Written instruction:
Return a copy of every line in the records that includes the word "which".

Dataset content:

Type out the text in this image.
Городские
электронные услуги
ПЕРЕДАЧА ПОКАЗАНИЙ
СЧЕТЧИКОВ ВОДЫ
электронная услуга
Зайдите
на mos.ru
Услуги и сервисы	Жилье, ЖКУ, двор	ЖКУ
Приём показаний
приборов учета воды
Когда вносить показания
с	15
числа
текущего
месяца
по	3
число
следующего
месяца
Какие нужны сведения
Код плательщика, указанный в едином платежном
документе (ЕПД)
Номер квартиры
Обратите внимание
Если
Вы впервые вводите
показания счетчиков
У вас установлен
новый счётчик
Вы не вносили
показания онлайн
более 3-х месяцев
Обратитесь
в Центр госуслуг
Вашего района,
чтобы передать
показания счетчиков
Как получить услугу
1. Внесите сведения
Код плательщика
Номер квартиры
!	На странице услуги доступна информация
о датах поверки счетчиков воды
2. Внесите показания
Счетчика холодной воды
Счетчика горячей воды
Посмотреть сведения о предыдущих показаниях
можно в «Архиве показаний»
...
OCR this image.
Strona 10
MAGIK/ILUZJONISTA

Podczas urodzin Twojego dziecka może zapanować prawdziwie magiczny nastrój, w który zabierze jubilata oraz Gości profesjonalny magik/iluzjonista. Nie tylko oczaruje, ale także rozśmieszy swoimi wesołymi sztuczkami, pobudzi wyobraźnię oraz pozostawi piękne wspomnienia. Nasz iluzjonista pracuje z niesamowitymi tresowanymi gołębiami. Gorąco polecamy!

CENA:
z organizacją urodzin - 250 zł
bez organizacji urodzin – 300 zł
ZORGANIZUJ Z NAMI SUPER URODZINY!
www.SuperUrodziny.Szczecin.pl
==
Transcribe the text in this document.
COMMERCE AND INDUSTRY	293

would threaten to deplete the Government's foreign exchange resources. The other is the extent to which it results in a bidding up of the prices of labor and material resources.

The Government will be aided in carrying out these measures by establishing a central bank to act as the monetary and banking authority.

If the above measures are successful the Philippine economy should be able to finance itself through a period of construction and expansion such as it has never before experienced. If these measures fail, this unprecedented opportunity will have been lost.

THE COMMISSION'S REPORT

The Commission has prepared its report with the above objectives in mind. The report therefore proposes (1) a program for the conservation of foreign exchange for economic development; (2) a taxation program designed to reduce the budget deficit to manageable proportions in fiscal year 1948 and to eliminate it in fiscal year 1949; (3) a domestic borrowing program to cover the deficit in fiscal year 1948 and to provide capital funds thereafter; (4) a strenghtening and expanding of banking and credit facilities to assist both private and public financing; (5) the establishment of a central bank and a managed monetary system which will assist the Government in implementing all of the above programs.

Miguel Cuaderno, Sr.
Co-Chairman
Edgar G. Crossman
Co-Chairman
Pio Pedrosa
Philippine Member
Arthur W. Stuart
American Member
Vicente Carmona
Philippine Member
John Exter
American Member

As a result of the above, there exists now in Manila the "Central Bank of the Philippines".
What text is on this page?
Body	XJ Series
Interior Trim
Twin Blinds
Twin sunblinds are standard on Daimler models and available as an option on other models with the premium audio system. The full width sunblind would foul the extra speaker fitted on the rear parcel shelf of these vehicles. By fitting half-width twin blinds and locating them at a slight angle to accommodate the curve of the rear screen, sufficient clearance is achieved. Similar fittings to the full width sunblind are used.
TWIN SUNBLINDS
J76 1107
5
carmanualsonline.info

The solution:
would threaten to deplete the Government's foreign exchange resources. The other is the extent to which it results in a bidding up of the prices of labor and material resources.
The Commission has prepared its report with the above objectives in mind. The report therefore proposes (1) a program for the conservation of foreign exchange for economic development; (2) a taxation program designed to reduce the budget deficit to manageable proportions in fiscal year 1948 and to eliminate it in fiscal year 1949; (3) a domestic borrowing program to cover the deficit in fiscal year 1948 and to provide capital funds thereafter; (4) a strenghtening and expanding of banking and credit facilities to assist both private and public financing; (5) the establishment of a central bank and a managed monetary system which will assist the Government in implementing all of the above programs.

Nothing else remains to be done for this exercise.